• **Instructions for the task**:
Read the lines below. Copy out any that hold the string "symbol".

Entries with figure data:
--- start ---

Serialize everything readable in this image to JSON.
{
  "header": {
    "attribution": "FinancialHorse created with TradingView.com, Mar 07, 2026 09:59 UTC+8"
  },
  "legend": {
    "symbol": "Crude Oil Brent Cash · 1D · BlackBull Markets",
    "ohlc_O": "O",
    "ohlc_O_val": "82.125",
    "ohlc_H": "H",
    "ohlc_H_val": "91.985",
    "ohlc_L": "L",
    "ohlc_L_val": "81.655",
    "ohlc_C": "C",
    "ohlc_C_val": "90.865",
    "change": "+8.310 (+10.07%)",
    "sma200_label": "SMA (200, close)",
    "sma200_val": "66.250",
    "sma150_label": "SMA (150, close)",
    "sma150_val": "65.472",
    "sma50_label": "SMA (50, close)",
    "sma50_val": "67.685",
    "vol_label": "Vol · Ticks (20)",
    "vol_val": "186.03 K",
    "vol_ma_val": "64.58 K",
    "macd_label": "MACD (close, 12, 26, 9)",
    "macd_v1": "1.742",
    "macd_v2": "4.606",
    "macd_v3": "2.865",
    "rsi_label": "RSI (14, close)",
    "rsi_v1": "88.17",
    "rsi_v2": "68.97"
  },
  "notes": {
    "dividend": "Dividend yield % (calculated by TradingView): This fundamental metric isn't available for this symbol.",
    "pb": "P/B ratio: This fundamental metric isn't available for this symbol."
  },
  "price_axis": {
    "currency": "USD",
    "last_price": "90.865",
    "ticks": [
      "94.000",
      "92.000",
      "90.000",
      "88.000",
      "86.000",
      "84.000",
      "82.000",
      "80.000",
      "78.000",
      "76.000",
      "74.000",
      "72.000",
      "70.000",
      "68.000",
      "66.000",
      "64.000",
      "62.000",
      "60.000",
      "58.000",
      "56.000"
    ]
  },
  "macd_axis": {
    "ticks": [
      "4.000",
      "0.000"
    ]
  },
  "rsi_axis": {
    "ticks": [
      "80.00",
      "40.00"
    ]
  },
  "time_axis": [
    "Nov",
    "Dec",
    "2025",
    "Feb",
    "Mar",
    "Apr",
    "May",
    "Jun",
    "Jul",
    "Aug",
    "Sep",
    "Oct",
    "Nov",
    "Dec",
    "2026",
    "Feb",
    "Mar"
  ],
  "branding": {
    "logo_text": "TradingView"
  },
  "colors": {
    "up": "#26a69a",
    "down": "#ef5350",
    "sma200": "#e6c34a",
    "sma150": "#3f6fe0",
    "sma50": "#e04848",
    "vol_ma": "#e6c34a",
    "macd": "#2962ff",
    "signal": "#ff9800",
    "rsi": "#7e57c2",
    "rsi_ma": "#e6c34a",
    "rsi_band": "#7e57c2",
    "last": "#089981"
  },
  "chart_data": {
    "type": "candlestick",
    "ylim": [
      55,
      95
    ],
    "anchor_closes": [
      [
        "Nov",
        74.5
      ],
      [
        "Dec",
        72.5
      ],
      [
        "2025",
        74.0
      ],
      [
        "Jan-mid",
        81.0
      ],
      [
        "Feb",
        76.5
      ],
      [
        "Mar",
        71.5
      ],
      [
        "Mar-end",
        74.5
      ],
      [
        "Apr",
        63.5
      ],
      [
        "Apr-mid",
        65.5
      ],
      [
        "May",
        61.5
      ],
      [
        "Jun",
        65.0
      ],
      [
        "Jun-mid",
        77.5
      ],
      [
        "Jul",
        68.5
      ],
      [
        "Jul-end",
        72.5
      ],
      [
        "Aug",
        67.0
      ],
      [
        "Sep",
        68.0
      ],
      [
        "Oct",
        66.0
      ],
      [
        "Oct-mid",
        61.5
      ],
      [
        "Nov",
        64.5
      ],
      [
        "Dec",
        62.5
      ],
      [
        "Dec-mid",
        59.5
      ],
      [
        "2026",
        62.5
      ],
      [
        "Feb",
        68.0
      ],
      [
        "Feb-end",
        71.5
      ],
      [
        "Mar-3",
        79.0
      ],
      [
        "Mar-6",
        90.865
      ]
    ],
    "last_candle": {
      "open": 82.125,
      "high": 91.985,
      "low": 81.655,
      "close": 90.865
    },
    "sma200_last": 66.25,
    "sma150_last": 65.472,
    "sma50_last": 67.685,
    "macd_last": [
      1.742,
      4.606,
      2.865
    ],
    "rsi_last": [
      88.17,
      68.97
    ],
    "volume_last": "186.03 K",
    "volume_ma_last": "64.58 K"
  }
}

--- end ---

• **Solution for this exercise**:
    "symbol": "Crude Oil Brent Cash · 1D · BlackBull Markets",
    "dividend": "Dividend yield % (calculated by TradingView): This fundamental metric isn't available for this symbol.",
    "pb": "P/B ratio: This fundamental metric isn't available for this symbol."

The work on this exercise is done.